═══ Provided records

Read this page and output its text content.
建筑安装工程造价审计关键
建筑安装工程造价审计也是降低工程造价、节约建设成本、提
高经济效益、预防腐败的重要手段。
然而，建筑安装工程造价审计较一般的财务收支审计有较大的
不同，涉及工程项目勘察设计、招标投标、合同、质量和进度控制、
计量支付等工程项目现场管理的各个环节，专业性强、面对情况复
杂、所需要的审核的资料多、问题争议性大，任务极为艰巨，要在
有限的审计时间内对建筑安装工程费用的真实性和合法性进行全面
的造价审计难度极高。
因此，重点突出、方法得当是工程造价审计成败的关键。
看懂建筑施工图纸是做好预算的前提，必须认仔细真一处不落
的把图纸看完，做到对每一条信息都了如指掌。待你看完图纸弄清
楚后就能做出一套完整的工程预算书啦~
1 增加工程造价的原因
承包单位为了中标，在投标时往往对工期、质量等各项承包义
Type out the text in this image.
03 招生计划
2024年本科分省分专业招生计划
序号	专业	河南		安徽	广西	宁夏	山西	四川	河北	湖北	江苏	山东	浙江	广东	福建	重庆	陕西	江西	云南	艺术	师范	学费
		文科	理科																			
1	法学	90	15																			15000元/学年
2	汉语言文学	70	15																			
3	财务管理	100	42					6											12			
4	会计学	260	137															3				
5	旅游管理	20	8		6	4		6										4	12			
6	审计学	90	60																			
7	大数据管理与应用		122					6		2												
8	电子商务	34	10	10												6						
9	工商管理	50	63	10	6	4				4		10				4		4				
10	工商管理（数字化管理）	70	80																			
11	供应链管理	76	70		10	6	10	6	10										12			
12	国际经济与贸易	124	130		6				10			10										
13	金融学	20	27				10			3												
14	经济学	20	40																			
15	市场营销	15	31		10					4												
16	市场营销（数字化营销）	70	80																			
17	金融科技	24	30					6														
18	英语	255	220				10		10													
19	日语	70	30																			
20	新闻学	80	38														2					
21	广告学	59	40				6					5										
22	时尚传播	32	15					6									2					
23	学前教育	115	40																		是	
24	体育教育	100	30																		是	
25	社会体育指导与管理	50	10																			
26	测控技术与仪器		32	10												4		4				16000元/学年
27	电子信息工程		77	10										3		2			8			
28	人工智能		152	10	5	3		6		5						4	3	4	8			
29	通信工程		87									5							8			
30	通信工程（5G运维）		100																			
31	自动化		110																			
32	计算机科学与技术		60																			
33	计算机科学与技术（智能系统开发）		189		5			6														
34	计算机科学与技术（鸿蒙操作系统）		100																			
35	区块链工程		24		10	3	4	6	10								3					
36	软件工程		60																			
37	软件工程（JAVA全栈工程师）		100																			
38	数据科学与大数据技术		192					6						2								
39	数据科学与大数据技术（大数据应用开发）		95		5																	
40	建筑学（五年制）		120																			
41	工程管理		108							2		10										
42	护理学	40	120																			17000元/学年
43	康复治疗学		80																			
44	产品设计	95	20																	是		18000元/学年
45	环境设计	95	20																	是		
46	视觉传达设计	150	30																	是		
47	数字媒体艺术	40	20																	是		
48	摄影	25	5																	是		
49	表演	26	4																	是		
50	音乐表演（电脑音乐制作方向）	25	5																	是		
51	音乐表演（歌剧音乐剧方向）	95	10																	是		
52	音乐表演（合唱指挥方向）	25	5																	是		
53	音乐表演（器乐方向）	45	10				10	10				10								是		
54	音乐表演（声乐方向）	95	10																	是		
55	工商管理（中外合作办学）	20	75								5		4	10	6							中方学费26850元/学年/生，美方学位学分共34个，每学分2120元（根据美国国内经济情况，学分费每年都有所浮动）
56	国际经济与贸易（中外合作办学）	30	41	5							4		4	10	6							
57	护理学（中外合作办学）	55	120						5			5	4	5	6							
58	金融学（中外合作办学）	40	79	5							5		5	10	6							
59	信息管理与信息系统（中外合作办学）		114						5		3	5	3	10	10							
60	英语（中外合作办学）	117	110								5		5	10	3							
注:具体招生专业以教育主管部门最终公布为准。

══════

> **Instructions for the task**
List every line in the records above that contains the word "音乐表演".

> **Full solution**
50	音乐表演（电脑音乐制作方向）	25	5																	是		
51	音乐表演（歌剧音乐剧方向）	95	10																	是		
52	音乐表演（合唱指挥方向）	25	5																	是		
53	音乐表演（器乐方向）	45	10				10	10				10								是		
54	音乐表演（声乐方向）	95	10																	是		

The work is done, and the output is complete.